COMPLETE THE FOLLOWING.
1) Translate into Spanish the sentence "File path is referenced in a tabular data field." from the description of HPP data fields.
2) Identify each line in the listings that contains the string "footer", matching case exactly.

DOCUMENT.

━━━━━━━━

Field: the basic unit of data. A dataset is composed of fields. Dictionary: contains metadata for each field participant
cohort
research stage

2 - Field types

The HPP data contains 5 different types of fields:
1. Tabular data Saved as parquet files with mandatory and defined indices. Each dataset wil have at least one tabular dataset named {dataset}.parquet.
2. Individual time series Saved as one parquet file per participant. File path is refeenced in a tabular data field.
3. Aggregated time series Saved as one parquet file per group of participants. File path is referenced in a tabular data field.
4. Individual bulk data (e.g. images, bulk omics files). Saved as one file per participans. File path is refeenced in a tabular data field.
4. _Group bulk data (e.g. mappings, group-wise file). File path is refeenced in a tabular data field.

3 - Mandatory inidices & columns

Tabular data contains 4 mandatory indices:

  1. participant_id [integer]: A unique participant identifier
  2. cohort [string]: A unique cohort identifier (e.g. 10k)
  3. research_stage [string]: A value chosen from a predefined list.
  4. array_index [integer]: Used whenever several data items are linked to the same data instance, for example in multiple choice questions or multiple measurements on same visit and time (e.g. measure liver ultrasound twice in a row).

Mandatory columns for tabular data include:

  1. collection_timestamp [datetime64[ns]]
  2. collection_date [datetime64[ns]]
  3. timezone [string]

━━━━━━━━

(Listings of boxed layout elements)
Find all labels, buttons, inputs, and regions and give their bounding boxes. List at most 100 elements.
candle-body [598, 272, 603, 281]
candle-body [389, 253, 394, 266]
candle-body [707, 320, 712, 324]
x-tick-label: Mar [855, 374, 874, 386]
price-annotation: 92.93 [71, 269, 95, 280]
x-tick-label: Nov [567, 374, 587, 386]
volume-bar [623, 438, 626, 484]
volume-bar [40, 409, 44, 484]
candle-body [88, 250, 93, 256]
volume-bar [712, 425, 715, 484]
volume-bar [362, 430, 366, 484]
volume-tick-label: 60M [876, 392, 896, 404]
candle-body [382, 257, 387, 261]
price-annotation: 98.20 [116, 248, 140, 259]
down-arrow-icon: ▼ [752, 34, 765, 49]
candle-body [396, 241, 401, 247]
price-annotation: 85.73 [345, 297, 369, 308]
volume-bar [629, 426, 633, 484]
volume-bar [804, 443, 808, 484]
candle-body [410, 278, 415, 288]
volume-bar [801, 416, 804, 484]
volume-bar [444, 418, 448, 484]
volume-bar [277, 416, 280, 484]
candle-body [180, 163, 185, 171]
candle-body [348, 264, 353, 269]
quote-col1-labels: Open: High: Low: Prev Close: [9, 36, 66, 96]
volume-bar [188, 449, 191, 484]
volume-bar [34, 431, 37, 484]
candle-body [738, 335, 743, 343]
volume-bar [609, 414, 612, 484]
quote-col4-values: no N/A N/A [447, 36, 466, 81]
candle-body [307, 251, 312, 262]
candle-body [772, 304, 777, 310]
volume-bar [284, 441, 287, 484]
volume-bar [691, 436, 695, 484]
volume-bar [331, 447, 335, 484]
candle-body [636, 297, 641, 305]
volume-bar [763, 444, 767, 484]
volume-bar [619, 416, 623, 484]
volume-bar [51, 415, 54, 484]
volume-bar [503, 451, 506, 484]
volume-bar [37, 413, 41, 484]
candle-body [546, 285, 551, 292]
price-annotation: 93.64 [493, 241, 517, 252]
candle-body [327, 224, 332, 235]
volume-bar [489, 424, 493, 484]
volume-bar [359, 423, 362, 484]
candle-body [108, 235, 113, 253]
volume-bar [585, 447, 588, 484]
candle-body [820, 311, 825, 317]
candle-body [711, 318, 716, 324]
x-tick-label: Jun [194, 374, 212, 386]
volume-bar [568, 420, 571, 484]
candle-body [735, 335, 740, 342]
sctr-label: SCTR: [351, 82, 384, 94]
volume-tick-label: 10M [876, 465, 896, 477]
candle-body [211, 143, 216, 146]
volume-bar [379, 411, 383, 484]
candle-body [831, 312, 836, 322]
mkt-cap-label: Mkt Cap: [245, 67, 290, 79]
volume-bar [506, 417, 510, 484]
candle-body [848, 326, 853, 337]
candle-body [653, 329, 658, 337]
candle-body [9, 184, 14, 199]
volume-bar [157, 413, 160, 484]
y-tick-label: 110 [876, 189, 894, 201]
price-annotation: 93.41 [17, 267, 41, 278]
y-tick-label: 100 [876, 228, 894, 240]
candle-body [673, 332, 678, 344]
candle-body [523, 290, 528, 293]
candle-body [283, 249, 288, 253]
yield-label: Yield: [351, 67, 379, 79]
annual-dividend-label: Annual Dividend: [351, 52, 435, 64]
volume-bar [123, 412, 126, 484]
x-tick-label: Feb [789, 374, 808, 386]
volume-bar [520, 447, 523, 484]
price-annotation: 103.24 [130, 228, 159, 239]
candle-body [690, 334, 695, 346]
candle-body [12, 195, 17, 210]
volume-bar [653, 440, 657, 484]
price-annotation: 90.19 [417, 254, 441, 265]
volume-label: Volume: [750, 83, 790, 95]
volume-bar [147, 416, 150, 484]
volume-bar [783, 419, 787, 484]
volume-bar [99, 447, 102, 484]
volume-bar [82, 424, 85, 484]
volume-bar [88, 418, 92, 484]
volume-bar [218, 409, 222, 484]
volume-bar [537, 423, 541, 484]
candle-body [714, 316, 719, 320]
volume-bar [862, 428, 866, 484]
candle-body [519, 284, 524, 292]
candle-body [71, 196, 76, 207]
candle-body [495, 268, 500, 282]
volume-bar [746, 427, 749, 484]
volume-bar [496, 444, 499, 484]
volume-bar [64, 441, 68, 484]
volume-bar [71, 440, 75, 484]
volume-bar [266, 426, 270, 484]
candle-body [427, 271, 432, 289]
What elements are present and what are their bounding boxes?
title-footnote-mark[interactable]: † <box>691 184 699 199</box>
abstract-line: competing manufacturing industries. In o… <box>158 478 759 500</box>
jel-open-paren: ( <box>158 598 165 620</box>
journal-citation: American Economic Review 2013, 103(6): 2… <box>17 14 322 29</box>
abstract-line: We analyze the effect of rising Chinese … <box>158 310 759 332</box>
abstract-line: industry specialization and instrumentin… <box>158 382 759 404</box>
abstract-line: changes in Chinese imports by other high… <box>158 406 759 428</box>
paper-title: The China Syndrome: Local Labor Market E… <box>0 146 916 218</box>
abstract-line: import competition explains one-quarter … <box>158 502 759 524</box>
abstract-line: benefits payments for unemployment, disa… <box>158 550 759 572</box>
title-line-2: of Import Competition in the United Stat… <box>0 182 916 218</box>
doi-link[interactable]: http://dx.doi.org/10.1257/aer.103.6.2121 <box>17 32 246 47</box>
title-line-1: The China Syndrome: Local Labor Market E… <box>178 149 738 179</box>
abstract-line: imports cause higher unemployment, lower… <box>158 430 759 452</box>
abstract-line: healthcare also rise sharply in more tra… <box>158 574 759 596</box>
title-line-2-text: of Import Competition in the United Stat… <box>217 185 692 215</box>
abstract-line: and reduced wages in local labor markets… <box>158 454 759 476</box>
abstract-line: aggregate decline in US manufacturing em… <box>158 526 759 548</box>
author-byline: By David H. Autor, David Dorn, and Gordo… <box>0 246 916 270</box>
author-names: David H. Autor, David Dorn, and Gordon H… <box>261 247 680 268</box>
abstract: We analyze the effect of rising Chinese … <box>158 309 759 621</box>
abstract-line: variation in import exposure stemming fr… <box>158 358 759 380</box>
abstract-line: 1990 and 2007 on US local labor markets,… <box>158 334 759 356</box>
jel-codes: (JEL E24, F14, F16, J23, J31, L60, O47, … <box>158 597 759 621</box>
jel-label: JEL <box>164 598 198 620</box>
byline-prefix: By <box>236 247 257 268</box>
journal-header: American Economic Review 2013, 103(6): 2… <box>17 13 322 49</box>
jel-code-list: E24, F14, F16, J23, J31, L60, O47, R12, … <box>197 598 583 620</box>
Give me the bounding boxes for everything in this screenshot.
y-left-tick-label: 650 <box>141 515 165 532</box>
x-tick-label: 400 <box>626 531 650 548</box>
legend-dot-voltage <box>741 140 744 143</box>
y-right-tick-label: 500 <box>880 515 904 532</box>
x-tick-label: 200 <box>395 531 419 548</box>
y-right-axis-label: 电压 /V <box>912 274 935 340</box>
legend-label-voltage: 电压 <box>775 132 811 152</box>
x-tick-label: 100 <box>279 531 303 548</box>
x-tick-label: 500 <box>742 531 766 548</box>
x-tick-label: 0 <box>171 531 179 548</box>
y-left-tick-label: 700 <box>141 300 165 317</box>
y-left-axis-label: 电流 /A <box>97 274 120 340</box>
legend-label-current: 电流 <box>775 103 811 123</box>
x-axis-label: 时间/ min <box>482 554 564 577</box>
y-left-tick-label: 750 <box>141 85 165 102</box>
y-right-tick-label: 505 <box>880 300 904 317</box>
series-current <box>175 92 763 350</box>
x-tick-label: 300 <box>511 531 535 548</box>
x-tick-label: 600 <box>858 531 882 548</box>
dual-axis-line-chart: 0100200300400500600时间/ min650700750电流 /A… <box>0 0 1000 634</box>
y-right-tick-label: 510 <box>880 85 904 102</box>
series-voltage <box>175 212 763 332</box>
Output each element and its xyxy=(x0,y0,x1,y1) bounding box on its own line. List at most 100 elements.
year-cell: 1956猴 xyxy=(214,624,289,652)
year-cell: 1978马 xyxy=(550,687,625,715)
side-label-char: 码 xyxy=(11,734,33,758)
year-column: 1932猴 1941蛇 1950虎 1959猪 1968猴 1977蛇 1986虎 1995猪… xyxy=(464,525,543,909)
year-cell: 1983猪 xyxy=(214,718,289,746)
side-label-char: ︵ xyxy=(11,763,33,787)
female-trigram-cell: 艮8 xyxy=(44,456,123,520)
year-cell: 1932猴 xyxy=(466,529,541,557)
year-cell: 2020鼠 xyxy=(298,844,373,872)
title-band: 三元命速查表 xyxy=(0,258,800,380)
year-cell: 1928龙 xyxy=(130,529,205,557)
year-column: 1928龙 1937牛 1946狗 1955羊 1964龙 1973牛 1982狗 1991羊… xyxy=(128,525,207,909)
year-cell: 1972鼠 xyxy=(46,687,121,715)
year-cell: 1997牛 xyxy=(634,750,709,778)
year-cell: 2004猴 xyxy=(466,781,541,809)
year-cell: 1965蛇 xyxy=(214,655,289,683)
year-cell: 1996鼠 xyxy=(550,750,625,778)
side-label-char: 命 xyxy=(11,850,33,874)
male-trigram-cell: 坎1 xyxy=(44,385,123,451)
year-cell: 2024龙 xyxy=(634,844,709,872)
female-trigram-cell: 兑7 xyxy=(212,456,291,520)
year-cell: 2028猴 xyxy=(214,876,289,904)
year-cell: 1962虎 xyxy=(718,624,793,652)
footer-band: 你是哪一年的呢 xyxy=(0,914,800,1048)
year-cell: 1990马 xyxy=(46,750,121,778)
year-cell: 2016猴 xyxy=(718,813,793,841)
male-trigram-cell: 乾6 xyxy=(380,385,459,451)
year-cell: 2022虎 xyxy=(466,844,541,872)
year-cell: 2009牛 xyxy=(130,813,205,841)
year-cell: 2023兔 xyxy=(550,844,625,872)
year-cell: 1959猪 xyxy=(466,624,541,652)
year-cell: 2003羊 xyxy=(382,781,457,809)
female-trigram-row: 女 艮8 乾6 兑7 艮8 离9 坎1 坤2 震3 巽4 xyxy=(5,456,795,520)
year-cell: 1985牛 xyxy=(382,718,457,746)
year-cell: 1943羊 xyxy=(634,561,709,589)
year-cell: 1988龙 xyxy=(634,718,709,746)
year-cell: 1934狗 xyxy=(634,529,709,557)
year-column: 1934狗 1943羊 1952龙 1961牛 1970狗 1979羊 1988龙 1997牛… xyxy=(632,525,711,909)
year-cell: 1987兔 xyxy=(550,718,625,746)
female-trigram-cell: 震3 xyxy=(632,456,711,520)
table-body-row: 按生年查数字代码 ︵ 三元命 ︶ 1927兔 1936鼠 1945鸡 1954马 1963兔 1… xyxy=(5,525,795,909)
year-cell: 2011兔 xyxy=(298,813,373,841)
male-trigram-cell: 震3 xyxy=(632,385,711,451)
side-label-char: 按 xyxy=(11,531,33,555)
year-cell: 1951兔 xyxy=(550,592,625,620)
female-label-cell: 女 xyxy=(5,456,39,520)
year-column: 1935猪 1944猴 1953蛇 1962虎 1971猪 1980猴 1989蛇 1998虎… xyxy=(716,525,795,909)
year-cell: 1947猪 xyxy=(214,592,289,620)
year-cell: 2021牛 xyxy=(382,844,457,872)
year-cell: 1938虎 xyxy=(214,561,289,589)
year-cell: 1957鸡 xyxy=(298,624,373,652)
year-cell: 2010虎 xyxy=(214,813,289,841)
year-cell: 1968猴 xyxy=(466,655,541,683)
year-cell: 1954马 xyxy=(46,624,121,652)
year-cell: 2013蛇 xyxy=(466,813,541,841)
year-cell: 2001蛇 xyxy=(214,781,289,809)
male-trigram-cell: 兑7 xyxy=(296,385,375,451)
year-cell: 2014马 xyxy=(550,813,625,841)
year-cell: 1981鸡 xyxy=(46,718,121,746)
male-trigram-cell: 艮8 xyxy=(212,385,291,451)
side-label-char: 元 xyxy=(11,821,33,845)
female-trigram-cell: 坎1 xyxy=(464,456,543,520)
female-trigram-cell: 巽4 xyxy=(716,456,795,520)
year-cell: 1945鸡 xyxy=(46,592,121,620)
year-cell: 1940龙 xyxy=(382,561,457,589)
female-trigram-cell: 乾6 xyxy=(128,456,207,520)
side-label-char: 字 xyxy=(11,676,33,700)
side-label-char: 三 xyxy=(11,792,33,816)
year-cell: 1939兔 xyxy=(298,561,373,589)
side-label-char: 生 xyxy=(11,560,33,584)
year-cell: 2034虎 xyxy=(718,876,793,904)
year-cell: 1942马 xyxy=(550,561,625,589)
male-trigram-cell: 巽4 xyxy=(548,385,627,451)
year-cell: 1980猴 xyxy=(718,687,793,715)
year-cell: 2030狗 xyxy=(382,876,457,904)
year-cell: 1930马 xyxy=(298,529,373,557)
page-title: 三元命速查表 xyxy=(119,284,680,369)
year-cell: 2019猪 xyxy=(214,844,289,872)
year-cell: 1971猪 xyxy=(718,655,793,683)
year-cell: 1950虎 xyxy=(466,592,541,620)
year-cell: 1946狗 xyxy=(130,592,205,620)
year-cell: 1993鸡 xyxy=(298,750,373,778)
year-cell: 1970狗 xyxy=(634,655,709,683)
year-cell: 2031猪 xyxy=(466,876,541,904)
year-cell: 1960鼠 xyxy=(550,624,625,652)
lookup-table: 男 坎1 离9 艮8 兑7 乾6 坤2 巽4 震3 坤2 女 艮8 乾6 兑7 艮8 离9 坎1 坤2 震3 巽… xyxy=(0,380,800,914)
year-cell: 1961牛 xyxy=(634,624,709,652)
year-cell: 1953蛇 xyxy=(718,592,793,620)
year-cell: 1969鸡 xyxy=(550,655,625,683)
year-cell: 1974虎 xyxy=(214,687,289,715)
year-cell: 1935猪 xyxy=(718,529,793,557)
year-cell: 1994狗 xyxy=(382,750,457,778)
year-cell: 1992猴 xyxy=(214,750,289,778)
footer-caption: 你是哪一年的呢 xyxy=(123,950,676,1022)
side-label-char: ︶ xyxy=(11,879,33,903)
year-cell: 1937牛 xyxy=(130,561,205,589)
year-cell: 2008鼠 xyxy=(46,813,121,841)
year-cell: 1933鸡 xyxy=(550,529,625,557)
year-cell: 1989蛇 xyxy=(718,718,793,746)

━━━━━━━━

SOLUTION LIST.
1) La ruta del archivo se referencia en un campo de datos tabulares.

2)
footer-band: 你是哪一年的呢 xyxy=(0,914,800,1048)
footer-caption: 你是哪一年的呢 xyxy=(123,950,676,1022)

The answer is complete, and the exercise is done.